Assignment: Return all lines below containing the word "condition".

[[ Extracted data, beginning ]]

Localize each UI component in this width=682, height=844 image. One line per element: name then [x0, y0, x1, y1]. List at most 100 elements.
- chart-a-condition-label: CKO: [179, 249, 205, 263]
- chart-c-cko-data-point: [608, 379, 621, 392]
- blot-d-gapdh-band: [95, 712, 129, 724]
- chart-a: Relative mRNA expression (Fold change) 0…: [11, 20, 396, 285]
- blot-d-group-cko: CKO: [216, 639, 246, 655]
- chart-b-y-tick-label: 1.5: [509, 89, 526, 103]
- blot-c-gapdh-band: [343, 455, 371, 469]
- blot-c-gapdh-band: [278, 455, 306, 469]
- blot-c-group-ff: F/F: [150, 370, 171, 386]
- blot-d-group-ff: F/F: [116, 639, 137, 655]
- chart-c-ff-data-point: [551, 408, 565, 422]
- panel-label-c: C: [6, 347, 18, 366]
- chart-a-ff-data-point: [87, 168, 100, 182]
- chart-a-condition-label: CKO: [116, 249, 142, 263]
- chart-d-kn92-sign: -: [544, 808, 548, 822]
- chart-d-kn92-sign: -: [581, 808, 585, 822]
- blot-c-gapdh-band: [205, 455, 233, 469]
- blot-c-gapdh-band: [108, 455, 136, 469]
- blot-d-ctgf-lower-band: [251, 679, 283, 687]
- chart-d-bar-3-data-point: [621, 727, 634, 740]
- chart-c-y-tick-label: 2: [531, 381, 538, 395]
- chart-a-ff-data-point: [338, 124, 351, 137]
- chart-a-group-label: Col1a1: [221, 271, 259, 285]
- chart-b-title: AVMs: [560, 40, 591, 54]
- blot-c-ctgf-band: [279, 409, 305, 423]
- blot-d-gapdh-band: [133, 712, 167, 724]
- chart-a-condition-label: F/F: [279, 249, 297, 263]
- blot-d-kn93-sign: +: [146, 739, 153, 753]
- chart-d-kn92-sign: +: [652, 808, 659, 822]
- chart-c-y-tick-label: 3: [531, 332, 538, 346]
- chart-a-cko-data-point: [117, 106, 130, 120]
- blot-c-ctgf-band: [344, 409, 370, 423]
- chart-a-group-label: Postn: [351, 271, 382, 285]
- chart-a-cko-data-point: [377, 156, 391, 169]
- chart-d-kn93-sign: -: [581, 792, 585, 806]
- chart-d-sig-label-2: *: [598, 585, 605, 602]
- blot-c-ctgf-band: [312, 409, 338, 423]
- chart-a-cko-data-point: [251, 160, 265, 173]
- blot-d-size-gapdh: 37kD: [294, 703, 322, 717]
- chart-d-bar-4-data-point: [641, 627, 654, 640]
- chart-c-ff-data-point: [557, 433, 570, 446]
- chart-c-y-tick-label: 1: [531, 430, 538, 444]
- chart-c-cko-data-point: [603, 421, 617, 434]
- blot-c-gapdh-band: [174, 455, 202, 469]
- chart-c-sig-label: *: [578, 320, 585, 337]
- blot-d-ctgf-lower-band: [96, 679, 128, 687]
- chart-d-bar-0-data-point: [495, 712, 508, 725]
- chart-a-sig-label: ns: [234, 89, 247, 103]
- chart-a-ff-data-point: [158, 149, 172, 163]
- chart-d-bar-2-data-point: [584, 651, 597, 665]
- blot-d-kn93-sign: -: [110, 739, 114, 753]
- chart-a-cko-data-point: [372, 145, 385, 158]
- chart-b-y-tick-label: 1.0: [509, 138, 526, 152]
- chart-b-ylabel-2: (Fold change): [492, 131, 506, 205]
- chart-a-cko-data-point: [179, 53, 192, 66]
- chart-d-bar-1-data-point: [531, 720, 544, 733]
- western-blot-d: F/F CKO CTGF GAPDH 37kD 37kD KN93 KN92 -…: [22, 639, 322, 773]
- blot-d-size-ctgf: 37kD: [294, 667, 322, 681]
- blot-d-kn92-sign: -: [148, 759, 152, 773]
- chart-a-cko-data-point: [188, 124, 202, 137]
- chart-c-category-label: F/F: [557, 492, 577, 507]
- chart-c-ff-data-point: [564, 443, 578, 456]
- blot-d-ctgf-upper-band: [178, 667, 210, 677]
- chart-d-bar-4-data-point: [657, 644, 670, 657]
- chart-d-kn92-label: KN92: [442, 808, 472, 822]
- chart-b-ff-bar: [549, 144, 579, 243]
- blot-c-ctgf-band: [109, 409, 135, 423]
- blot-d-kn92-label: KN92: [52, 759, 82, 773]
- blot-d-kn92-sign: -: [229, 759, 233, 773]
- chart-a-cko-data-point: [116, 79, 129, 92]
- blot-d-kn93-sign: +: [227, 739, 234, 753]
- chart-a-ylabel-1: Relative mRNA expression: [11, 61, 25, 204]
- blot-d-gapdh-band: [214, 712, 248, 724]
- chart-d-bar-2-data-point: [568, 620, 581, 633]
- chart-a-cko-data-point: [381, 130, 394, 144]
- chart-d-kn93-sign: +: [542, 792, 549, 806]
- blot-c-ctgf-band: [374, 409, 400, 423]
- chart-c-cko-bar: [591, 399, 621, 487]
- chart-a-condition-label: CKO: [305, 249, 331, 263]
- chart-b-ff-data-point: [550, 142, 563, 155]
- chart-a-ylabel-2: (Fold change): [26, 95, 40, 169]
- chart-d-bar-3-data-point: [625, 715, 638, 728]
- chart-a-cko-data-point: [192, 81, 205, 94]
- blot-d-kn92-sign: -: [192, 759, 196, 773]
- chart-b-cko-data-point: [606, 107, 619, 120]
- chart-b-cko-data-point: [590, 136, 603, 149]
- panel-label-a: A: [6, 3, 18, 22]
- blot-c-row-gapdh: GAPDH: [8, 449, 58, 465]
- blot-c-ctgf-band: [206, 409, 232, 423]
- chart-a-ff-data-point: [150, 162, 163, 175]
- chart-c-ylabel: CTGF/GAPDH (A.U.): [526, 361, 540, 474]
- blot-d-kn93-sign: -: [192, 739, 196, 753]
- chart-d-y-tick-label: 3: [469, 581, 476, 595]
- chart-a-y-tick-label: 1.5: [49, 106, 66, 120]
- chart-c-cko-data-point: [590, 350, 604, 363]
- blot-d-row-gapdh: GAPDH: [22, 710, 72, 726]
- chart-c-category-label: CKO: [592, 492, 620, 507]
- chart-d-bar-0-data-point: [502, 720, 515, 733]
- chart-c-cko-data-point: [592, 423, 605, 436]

[[ Extracted data, end ]]

Answer box:
- chart-a-condition-label: CKO: [179, 249, 205, 263]
- chart-a-condition-label: CKO: [116, 249, 142, 263]
- chart-a-condition-label: F/F: [279, 249, 297, 263]
- chart-a-condition-label: CKO: [305, 249, 331, 263]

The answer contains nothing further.